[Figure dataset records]
____

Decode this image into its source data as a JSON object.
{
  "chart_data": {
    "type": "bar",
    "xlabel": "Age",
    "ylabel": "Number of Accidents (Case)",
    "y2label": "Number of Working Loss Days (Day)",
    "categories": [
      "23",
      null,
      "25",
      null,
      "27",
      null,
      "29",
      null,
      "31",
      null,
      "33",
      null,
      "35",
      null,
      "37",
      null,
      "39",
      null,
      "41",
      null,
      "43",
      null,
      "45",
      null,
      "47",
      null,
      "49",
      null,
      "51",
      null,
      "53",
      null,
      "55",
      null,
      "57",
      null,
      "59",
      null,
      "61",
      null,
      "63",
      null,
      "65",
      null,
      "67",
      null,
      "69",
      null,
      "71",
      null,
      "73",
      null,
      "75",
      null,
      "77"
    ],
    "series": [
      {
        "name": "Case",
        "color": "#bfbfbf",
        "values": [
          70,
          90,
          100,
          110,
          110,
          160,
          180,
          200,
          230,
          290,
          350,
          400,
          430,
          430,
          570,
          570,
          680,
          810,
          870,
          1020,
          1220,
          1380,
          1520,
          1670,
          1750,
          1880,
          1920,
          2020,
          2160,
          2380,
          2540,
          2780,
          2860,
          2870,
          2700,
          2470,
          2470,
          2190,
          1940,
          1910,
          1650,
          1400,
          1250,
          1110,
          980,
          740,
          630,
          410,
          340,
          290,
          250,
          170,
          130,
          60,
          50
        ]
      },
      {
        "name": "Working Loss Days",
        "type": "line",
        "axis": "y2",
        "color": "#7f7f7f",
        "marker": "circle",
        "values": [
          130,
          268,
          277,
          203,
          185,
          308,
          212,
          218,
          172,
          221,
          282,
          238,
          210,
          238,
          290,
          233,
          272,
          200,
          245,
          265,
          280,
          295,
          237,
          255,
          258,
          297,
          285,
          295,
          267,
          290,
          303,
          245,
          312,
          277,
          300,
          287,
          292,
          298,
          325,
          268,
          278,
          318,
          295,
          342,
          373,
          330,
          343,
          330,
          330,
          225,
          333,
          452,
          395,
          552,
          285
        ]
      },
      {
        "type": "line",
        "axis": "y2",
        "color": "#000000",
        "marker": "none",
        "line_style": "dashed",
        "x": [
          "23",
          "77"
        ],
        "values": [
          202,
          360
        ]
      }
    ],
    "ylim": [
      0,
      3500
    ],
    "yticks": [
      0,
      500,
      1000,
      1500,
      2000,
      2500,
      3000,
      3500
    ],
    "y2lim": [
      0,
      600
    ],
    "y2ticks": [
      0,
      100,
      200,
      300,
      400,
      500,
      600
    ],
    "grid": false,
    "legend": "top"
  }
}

____

* **Exercise**
Return each entry from above without altering a single character.

* **Correct result**
Decode this image into its source data as a JSON object.
{
  "chart_data": {
    "type": "bar",
    "xlabel": "Age",
    "ylabel": "Number of Accidents (Case)",
    "y2label": "Number of Working Loss Days (Day)",
    "categories": [
      "23",
      null,
      "25",
      null,
      "27",
      null,
      "29",
      null,
      "31",
      null,
      "33",
      null,
      "35",
      null,
      "37",
      null,
      "39",
      null,
      "41",
      null,
      "43",
      null,
      "45",
      null,
      "47",
      null,
      "49",
      null,
      "51",
      null,
      "53",
      null,
      "55",
      null,
      "57",
      null,
      "59",
      null,
      "61",
      null,
      "63",
      null,
      "65",
      null,
      "67",
      null,
      "69",
      null,
      "71",
      null,
      "73",
      null,
      "75",
      null,
      "77"
    ],
    "series": [
      {
        "name": "Case",
        "color": "#bfbfbf",
        "values": [
          70,
          90,
          100,
          110,
          110,
          160,
          180,
          200,
          230,
          290,
          350,
          400,
          430,
          430,
          570,
          570,
          680,
          810,
          870,
          1020,
          1220,
          1380,
          1520,
          1670,
          1750,
          1880,
          1920,
          2020,
          2160,
          2380,
          2540,
          2780,
          2860,
          2870,
          2700,
          2470,
          2470,
          2190,
          1940,
          1910,
          1650,
          1400,
          1250,
          1110,
          980,
          740,
          630,
          410,
          340,
          290,
          250,
          170,
          130,
          60,
          50
        ]
      },
      {
        "name": "Working Loss Days",
        "type": "line",
        "axis": "y2",
        "color": "#7f7f7f",
        "marker": "circle",
        "values": [
          130,
          268,
          277,
          203,
          185,
          308,
          212,
          218,
          172,
          221,
          282,
          238,
          210,
          238,
          290,
          233,
          272,
          200,
          245,
          265,
          280,
          295,
          237,
          255,
          258,
          297,
          285,
          295,
          267,
          290,
          303,
          245,
          312,
          277,
          300,
          287,
          292,
          298,
          325,
          268,
          278,
          318,
          295,
          342,
          373,
          330,
          343,
          330,
          330,
          225,
          333,
          452,
          395,
          552,
          285
        ]
      },
      {
        "type": "line",
        "axis": "y2",
        "color": "#000000",
        "marker": "none",
        "line_style": "dashed",
        "x": [
          "23",
          "77"
        ],
        "values": [
          202,
          360
        ]
      }
    ],
    "ylim": [
      0,
      3500
    ],
    "yticks": [
      0,
      500,
      1000,
      1500,
      2000,
      2500,
      3000,
      3500
    ],
    "y2lim": [
      0,
      600
    ],
    "y2ticks": [
      0,
      100,
      200,
      300,
      400,
      500,
      600
    ],
    "grid": false,
    "legend": "top"
  }
}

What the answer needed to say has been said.